:: Record extracts ::
--- begin ---
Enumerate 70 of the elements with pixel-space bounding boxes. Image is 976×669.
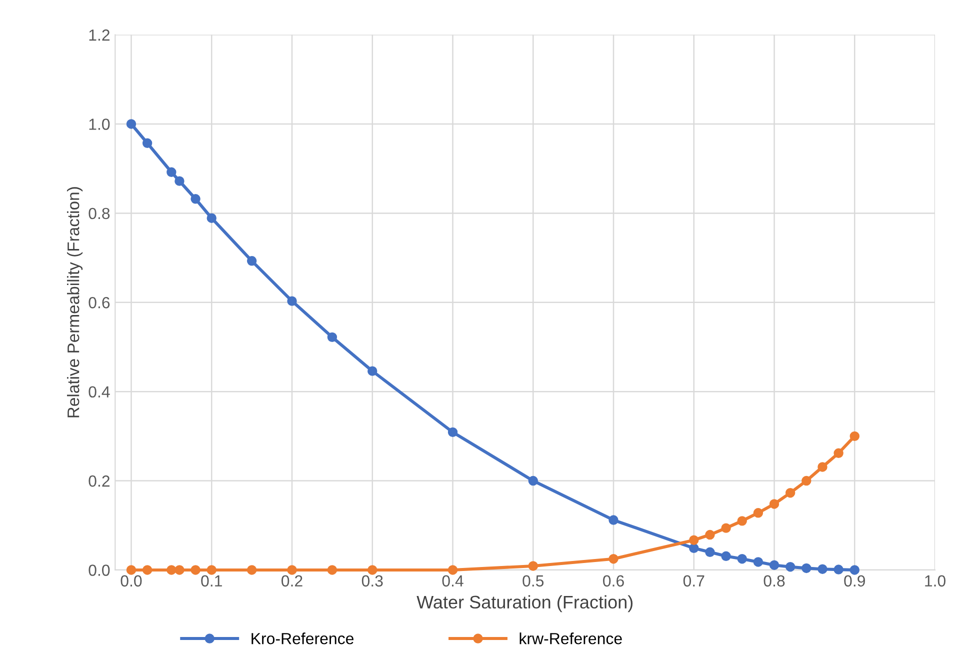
point — [802, 563, 812, 574]
point — [753, 557, 764, 567]
point — [166, 565, 176, 575]
point — [142, 138, 152, 148]
point — [174, 565, 184, 575]
point — [850, 431, 860, 442]
point — [608, 515, 618, 525]
legend-label: krw-Reference — [520, 632, 622, 644]
x-tick-label: 0.7 — [683, 575, 704, 587]
x-tick-label: 0.9 — [844, 575, 865, 587]
point — [769, 560, 780, 570]
x-tick-label: 0.0 — [120, 575, 142, 587]
x-tick-label: 0.1 — [201, 575, 222, 587]
point — [126, 565, 136, 575]
point — [737, 554, 747, 564]
x-tick-label: 0.4 — [442, 575, 464, 587]
point — [689, 535, 699, 545]
point — [721, 523, 731, 533]
y-tick-label: 1.0 — [89, 118, 110, 130]
point — [287, 565, 297, 575]
point — [166, 167, 176, 178]
x-tick-label: 1.0 — [925, 575, 946, 587]
y-tick-label: 1.2 — [89, 29, 110, 41]
x-tick-label: 0.8 — [764, 575, 785, 587]
point — [608, 554, 618, 564]
point — [818, 564, 828, 574]
point — [785, 488, 796, 498]
point — [785, 562, 796, 572]
legend-label: Kro-Reference — [252, 632, 354, 644]
point — [246, 256, 257, 266]
point — [448, 427, 458, 438]
point — [705, 530, 715, 540]
x-axis-title: Water Saturation (Fraction) — [416, 595, 633, 612]
point — [850, 565, 860, 575]
point — [142, 565, 152, 575]
y-tick-label: 0.0 — [88, 564, 110, 576]
x-tick-label: 0.5 — [522, 575, 544, 587]
y-tick-label: 0.6 — [88, 297, 110, 308]
y-tick-label: 0.8 — [88, 208, 110, 220]
point — [753, 508, 764, 518]
point — [705, 547, 715, 558]
point — [126, 119, 136, 129]
point — [190, 194, 200, 204]
point — [834, 448, 844, 458]
point — [528, 561, 538, 571]
point — [368, 366, 378, 376]
y-tick-label: 0.2 — [88, 475, 110, 487]
x-tick-label: 0.2 — [282, 575, 302, 587]
point — [327, 565, 338, 575]
y-tick-label: 0.4 — [88, 386, 110, 398]
x-tick-label: 0.3 — [362, 575, 383, 587]
point — [174, 176, 184, 186]
point — [528, 476, 538, 486]
point — [190, 565, 200, 575]
point — [206, 565, 216, 575]
point — [834, 564, 844, 574]
point — [737, 516, 747, 526]
point — [246, 565, 257, 575]
point — [802, 476, 812, 486]
point — [818, 462, 828, 472]
y-axis-title: Relative Permeability (Fraction) — [67, 187, 83, 418]
point — [206, 213, 216, 223]
point — [287, 296, 297, 306]
x-tick-label: 0.6 — [603, 575, 624, 587]
point — [368, 565, 378, 575]
point — [721, 551, 731, 562]
point — [327, 332, 338, 342]
point — [448, 565, 458, 575]
point — [769, 499, 780, 509]
point — [689, 543, 699, 553]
--- end ---
:: What is expected ::
Format every line of the entries above as a Markdown table with two columns, Row and Line, numbering the rows in order and skipping blank lines. Leave the pictures out.

:: Solution for this exercise ::
| Row | Line |
|---|---|
| 1 | Enumerate 70 of the elements with pixel-space bounding boxes. Image is 976×669. |
| 2 | point — [802, 563, 812, 574] |
| 3 | point — [753, 557, 764, 567] |
| 4 | point — [166, 565, 176, 575] |
| 5 | point — [142, 138, 152, 148] |
| 6 | point — [174, 565, 184, 575] |
| 7 | point — [850, 431, 860, 442] |
| 8 | point — [608, 515, 618, 525] |
| 9 | legend-label: krw-Reference — [520, 632, 622, 644] |
| 10 | x-tick-label: 0.7 — [683, 575, 704, 587] |
| 11 | x-tick-label: 0.9 — [844, 575, 865, 587] |
| 12 | point — [769, 560, 780, 570] |
| 13 | x-tick-label: 0.0 — [120, 575, 142, 587] |
| 14 | x-tick-label: 0.1 — [201, 575, 222, 587] |
| 15 | point — [126, 565, 136, 575] |
| 16 | point — [737, 554, 747, 564] |
| 17 | x-tick-label: 0.4 — [442, 575, 464, 587] |
| 18 | point — [689, 535, 699, 545] |
| 19 | point — [721, 523, 731, 533] |
| 20 | y-tick-label: 1.0 — [89, 118, 110, 130] |
| 21 | point — [287, 565, 297, 575] |
| 22 | point — [166, 167, 176, 178] |
| 23 | x-tick-label: 1.0 — [925, 575, 946, 587] |
| 24 | y-tick-label: 1.2 — [89, 29, 110, 41] |
| 25 | x-tick-label: 0.8 — [764, 575, 785, 587] |
| 26 | point — [608, 554, 618, 564] |
| 27 | point — [818, 564, 828, 574] |
| 28 | point — [785, 488, 796, 498] |
| 29 | point — [785, 562, 796, 572] |
| 30 | legend-label: Kro-Reference — [252, 632, 354, 644] |
| 31 | point — [246, 256, 257, 266] |
| 32 | point — [448, 427, 458, 438] |
| 33 | point — [705, 530, 715, 540] |
| 34 | x-axis-title: Water Saturation (Fraction) — [416, 595, 633, 612] |
| 35 | point — [850, 565, 860, 575] |
| 36 | point — [142, 565, 152, 575] |
| 37 | y-tick-label: 0.0 — [88, 564, 110, 576] |
| 38 | x-tick-label: 0.5 — [522, 575, 544, 587] |
| 39 | y-tick-label: 0.6 — [88, 297, 110, 308] |
| 40 | y-tick-label: 0.8 — [88, 208, 110, 220] |
| 41 | point — [753, 508, 764, 518] |
| 42 | point — [705, 547, 715, 558] |
| 43 | point — [126, 119, 136, 129] |
| 44 | point — [190, 194, 200, 204] |
| 45 | point — [834, 448, 844, 458] |
| 46 | point — [528, 561, 538, 571] |
| 47 | point — [368, 366, 378, 376] |
| 48 | y-tick-label: 0.2 — [88, 475, 110, 487] |
| 49 | x-tick-label: 0.2 — [282, 575, 302, 587] |
| 50 | point — [327, 565, 338, 575] |
| 51 | y-tick-label: 0.4 — [88, 386, 110, 398] |
| 52 | x-tick-label: 0.3 — [362, 575, 383, 587] |
| 53 | point — [174, 176, 184, 186] |
| 54 | point — [528, 476, 538, 486] |
| 55 | point — [190, 565, 200, 575] |
| 56 | point — [206, 565, 216, 575] |
| 57 | point — [834, 564, 844, 574] |
| 58 | point — [737, 516, 747, 526] |
| 59 | point — [246, 565, 257, 575] |
| 60 | point — [802, 476, 812, 486] |
| 61 | point — [818, 462, 828, 472] |
| 62 | y-axis-title: Relative Permeability (Fraction) — [67, 187, 83, 418] |
| 63 | point — [206, 213, 216, 223] |
| 64 | point — [287, 296, 297, 306] |
| 65 | x-tick-label: 0.6 — [603, 575, 624, 587] |
| 66 | point — [368, 565, 378, 575] |
| 67 | point — [721, 551, 731, 562] |
| 68 | point — [327, 332, 338, 342] |
| 69 | point — [448, 565, 458, 575] |
| 70 | point — [769, 499, 780, 509] |
| 71 | point — [689, 543, 699, 553] |